(Stored dataset items)
»»

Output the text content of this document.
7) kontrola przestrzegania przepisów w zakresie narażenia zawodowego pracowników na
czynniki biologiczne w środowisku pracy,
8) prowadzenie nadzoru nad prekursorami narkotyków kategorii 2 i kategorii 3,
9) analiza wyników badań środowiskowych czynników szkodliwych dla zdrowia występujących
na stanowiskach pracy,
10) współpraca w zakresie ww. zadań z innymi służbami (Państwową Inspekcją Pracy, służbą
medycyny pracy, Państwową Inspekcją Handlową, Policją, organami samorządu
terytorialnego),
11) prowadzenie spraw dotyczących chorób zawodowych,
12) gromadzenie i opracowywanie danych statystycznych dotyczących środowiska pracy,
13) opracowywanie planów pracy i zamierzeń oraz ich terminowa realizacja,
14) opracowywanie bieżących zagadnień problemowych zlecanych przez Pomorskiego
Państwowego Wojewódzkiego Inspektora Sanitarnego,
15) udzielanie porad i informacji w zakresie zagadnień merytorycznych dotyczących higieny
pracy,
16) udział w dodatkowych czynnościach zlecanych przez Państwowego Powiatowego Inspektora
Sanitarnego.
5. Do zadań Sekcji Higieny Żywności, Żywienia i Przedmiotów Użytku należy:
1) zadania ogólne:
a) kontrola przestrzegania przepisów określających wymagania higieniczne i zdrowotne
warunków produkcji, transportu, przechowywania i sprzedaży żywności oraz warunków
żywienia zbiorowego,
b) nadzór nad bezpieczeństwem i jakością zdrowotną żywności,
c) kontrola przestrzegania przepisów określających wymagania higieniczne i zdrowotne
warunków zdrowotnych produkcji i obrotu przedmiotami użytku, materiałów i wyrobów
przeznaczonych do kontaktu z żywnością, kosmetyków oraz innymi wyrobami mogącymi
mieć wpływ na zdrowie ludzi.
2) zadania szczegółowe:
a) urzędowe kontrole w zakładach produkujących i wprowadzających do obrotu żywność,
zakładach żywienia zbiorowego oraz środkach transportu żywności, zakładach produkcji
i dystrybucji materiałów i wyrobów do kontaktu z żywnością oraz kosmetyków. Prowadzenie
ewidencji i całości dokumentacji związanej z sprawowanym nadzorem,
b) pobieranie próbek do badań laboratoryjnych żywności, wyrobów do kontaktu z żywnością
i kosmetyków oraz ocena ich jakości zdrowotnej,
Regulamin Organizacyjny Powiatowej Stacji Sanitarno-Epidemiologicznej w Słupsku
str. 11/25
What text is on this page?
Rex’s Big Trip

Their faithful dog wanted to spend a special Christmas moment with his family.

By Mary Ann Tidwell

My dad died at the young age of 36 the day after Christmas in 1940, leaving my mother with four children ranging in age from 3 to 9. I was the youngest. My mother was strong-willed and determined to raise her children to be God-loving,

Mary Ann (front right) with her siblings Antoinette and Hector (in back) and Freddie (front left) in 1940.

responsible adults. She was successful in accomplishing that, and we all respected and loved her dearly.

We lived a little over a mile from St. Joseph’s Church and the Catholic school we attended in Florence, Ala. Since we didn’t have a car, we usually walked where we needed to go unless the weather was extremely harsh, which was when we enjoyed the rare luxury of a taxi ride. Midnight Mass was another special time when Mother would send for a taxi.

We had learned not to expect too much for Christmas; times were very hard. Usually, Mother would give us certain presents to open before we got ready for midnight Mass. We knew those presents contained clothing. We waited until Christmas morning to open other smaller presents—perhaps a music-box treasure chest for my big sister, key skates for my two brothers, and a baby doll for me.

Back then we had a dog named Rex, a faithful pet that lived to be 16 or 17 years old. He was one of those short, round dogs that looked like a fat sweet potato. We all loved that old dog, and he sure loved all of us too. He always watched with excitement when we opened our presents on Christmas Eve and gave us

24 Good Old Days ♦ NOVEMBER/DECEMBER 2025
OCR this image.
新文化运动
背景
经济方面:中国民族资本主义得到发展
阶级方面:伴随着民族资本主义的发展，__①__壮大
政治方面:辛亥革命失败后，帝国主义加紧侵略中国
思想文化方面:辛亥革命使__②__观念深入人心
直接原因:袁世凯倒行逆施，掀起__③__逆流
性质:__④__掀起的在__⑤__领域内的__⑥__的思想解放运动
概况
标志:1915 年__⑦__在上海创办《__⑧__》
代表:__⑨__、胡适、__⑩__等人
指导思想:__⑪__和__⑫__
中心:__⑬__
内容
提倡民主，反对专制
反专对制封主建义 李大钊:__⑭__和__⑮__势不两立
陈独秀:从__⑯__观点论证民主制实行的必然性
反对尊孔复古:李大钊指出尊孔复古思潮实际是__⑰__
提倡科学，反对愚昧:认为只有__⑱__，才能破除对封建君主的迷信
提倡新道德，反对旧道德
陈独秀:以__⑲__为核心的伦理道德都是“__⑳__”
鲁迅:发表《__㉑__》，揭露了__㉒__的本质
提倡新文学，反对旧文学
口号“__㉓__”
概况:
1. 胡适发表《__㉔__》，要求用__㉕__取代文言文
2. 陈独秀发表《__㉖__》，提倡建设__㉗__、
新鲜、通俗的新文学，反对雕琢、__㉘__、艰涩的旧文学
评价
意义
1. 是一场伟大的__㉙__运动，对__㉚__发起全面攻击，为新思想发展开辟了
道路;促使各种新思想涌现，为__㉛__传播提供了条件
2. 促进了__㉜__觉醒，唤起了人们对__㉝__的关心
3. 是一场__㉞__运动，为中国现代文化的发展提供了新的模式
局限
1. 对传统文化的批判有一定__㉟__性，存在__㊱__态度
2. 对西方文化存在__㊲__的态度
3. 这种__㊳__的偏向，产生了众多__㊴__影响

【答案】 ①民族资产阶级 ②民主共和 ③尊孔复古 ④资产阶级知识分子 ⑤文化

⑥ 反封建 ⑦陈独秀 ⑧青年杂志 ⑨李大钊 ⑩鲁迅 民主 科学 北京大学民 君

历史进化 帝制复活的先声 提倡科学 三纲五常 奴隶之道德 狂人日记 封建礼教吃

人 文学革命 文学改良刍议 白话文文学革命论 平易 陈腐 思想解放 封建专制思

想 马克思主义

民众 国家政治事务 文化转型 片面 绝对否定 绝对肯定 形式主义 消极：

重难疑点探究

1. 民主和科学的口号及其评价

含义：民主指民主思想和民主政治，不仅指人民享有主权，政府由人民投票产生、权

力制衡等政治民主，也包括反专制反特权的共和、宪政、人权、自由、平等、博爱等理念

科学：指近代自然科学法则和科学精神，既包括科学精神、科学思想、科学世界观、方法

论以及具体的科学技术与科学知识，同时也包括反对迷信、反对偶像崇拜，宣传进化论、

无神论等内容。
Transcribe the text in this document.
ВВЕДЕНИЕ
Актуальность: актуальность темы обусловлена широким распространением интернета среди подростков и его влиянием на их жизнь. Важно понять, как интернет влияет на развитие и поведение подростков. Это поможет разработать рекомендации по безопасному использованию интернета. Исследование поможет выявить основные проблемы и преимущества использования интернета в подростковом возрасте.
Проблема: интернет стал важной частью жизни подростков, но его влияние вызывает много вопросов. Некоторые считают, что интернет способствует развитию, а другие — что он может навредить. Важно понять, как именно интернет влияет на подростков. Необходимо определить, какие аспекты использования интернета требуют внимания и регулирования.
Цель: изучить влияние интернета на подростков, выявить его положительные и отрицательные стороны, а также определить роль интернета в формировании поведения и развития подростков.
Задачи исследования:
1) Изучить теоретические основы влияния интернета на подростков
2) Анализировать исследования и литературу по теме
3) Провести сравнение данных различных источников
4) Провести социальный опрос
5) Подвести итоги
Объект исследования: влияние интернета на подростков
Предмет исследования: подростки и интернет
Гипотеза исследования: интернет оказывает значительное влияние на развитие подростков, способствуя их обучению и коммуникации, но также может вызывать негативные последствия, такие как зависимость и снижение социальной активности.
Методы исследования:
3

««

→ **Work to do**:
Find every line in the records that contains the word "with"; copy those lines.

→ **Output of the task**:
Their faithful dog wanted to spend a special Christmas moment with his family.
My dad died at the young age of 36 the day after Christmas in 1940, leaving my mother with four children ranging in age from 3 to 9. I was the youngest. My mother was strong-willed and determined to raise her children to be God-loving,
Mary Ann (front right) with her siblings Antoinette and Hector (in back) and Freddie (front left) in 1940.
Back then we had a dog named Rex, a faithful pet that lived to be 16 or 17 years old. He was one of those short, round dogs that looked like a fat sweet potato. We all loved that old dog, and he sure loved all of us too. He always watched with excitement when we opened our presents on Christmas Eve and gave us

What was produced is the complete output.